**Exercise brief:** Keep the wording of each record exactly the same when you repeat it, and leave out pictures.

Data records
# # # #

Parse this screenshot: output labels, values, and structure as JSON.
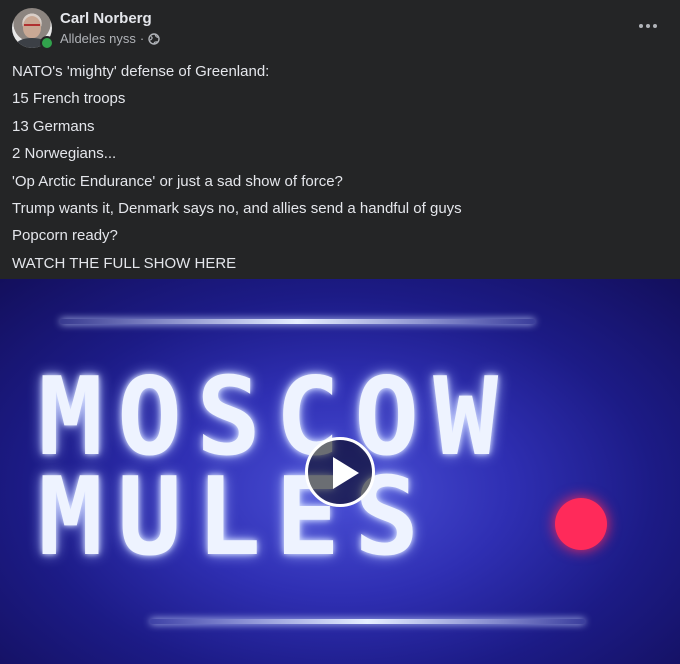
{
  "post": {
    "author": "Carl Norberg",
    "timestamp": "Alldeles nyss",
    "separator": "·",
    "privacy_icon": "globe-icon",
    "online_status_color": "#31a24c",
    "more_icon": "more-options-icon",
    "lines": [
      "NATO's 'mighty' defense of Greenland:",
      "15 French troops",
      "13 Germans",
      "2 Norwegians...",
      "'Op Arctic Endurance' or just a sad show of force?",
      "Trump wants it, Denmark says no, and allies send a handful of guys",
      "Popcorn ready?",
      "WATCH THE FULL SHOW HERE"
    ]
  },
  "video": {
    "title_line1": "MOSCOW",
    "title_line2": "MULES",
    "play_icon": "play-icon",
    "accent_dot_color": "#ff2a5a"
  }
}
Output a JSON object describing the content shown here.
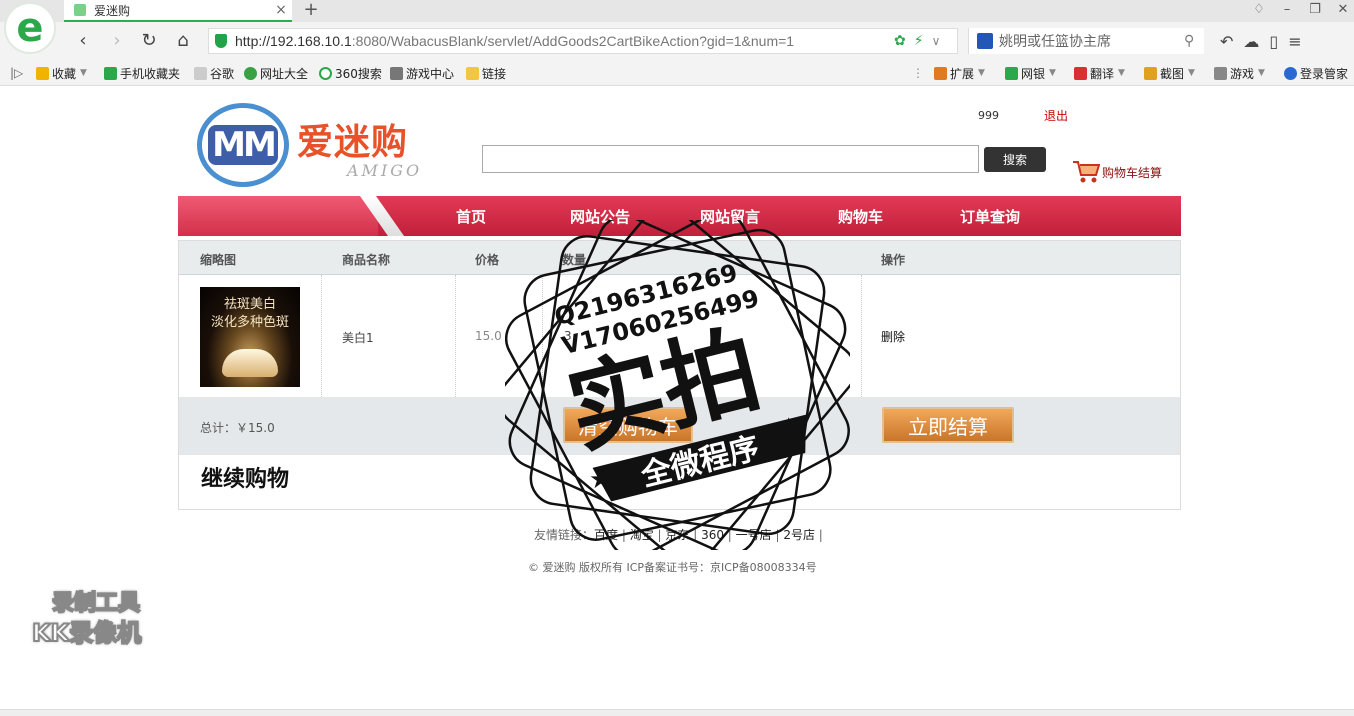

# # # #

**Task answer:**
Parse this screenshot: output labels, values, and structure as JSON.
{
  "post": {
    "author": "Carl Norberg",
    "timestamp": "Alldeles nyss",
    "separator": "·",
    "privacy_icon": "globe-icon",
    "online_status_color": "#31a24c",
    "more_icon": "more-options-icon",
    "lines": [
      "NATO's 'mighty' defense of Greenland:",
      "15 French troops",
      "13 Germans",
      "2 Norwegians...",
      "'Op Arctic Endurance' or just a sad show of force?",
      "Trump wants it, Denmark says no, and allies send a handful of guys",
      "Popcorn ready?",
      "WATCH THE FULL SHOW HERE"
    ]
  },
  "video": {
    "title_line1": "MOSCOW",
    "title_line2": "MULES",
    "play_icon": "play-icon",
    "accent_dot_color": "#ff2a5a"
  }
}
Output a JSON object describing the content shown here.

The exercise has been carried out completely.